*EXERCISE GOAL*.
Each entry below is to be extracted exactly.

*INPUT DATA*.
╔══
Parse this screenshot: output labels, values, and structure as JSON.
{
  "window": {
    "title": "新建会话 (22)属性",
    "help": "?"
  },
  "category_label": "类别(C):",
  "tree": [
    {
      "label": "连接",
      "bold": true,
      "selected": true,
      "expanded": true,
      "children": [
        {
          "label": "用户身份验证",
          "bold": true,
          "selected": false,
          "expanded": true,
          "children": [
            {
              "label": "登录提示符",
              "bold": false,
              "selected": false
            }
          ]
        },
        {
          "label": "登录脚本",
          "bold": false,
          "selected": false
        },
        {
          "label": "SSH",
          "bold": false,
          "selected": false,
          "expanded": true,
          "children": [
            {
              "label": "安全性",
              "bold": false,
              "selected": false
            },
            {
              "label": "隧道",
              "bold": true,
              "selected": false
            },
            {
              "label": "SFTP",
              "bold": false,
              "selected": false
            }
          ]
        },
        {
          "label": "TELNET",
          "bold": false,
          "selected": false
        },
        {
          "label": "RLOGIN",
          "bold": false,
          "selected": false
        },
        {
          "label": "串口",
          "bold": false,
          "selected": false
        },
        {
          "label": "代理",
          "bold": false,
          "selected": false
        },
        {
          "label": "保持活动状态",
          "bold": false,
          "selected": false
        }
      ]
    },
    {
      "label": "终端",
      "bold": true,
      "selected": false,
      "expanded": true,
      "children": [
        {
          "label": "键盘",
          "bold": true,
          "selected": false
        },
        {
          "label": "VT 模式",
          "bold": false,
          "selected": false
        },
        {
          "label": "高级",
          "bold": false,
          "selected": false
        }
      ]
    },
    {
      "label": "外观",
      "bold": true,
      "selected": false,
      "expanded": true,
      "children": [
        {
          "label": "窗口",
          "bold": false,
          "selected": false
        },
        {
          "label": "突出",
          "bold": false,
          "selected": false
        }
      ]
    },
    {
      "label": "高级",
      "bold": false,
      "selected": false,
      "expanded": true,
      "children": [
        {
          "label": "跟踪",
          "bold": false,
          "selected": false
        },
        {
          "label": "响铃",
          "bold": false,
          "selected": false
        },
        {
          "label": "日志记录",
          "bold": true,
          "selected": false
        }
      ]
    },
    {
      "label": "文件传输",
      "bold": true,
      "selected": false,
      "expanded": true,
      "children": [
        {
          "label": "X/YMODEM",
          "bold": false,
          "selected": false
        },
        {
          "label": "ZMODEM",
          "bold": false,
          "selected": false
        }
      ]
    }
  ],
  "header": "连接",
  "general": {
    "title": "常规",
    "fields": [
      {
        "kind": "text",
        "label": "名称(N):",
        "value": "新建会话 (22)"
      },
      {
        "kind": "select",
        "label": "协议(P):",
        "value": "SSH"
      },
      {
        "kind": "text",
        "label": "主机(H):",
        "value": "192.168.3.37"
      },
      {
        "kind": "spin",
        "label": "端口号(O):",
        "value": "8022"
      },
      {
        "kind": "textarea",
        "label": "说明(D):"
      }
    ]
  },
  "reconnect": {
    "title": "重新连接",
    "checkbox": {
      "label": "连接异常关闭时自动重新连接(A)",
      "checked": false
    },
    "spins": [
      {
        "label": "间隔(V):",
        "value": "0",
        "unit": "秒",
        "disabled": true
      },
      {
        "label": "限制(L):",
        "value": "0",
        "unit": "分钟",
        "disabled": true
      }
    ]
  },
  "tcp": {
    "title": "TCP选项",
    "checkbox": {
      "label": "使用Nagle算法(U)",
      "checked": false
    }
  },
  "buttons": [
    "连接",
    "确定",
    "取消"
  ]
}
╚══
*WORKED SOLUTION*.
Parse this screenshot: output labels, values, and structure as JSON.
{
  "window": {
    "title": "新建会话 (22)属性",
    "help": "?"
  },
  "category_label": "类别(C):",
  "tree": [
    {
      "label": "连接",
      "bold": true,
      "selected": true,
      "expanded": true,
      "children": [
        {
          "label": "用户身份验证",
          "bold": true,
          "selected": false,
          "expanded": true,
          "children": [
            {
              "label": "登录提示符",
              "bold": false,
              "selected": false
            }
          ]
        },
        {
          "label": "登录脚本",
          "bold": false,
          "selected": false
        },
        {
          "label": "SSH",
          "bold": false,
          "selected": false,
          "expanded": true,
          "children": [
            {
              "label": "安全性",
              "bold": false,
              "selected": false
            },
            {
              "label": "隧道",
              "bold": true,
              "selected": false
            },
            {
              "label": "SFTP",
              "bold": false,
              "selected": false
            }
          ]
        },
        {
          "label": "TELNET",
          "bold": false,
          "selected": false
        },
        {
          "label": "RLOGIN",
          "bold": false,
          "selected": false
        },
        {
          "label": "串口",
          "bold": false,
          "selected": false
        },
        {
          "label": "代理",
          "bold": false,
          "selected": false
        },
        {
          "label": "保持活动状态",
          "bold": false,
          "selected": false
        }
      ]
    },
    {
      "label": "终端",
      "bold": true,
      "selected": false,
      "expanded": true,
      "children": [
        {
          "label": "键盘",
          "bold": true,
          "selected": false
        },
        {
          "label": "VT 模式",
          "bold": false,
          "selected": false
        },
        {
          "label": "高级",
          "bold": false,
          "selected": false
        }
      ]
    },
    {
      "label": "外观",
      "bold": true,
      "selected": false,
      "expanded": true,
      "children": [
        {
          "label": "窗口",
          "bold": false,
          "selected": false
        },
        {
          "label": "突出",
          "bold": false,
          "selected": false
        }
      ]
    },
    {
      "label": "高级",
      "bold": false,
      "selected": false,
      "expanded": true,
      "children": [
        {
          "label": "跟踪",
          "bold": false,
          "selected": false
        },
        {
          "label": "响铃",
          "bold": false,
          "selected": false
        },
        {
          "label": "日志记录",
          "bold": true,
          "selected": false
        }
      ]
    },
    {
      "label": "文件传输",
      "bold": true,
      "selected": false,
      "expanded": true,
      "children": [
        {
          "label": "X/YMODEM",
          "bold": false,
          "selected": false
        },
        {
          "label": "ZMODEM",
          "bold": false,
          "selected": false
        }
      ]
    }
  ],
  "header": "连接",
  "general": {
    "title": "常规",
    "fields": [
      {
        "kind": "text",
        "label": "名称(N):",
        "value": "新建会话 (22)"
      },
      {
        "kind": "select",
        "label": "协议(P):",
        "value": "SSH"
      },
      {
        "kind": "text",
        "label": "主机(H):",
        "value": "192.168.3.37"
      },
      {
        "kind": "spin",
        "label": "端口号(O):",
        "value": "8022"
      },
      {
        "kind": "textarea",
        "label": "说明(D):"
      }
    ]
  },
  "reconnect": {
    "title": "重新连接",
    "checkbox": {
      "label": "连接异常关闭时自动重新连接(A)",
      "checked": false
    },
    "spins": [
      {
        "label": "间隔(V):",
        "value": "0",
        "unit": "秒",
        "disabled": true
      },
      {
        "label": "限制(L):",
        "value": "0",
        "unit": "分钟",
        "disabled": true
      }
    ]
  },
  "tcp": {
    "title": "TCP选项",
    "checkbox": {
      "label": "使用Nagle算法(U)",
      "checked": false
    }
  },
  "buttons": [
    "连接",
    "确定",
    "取消"
  ]
}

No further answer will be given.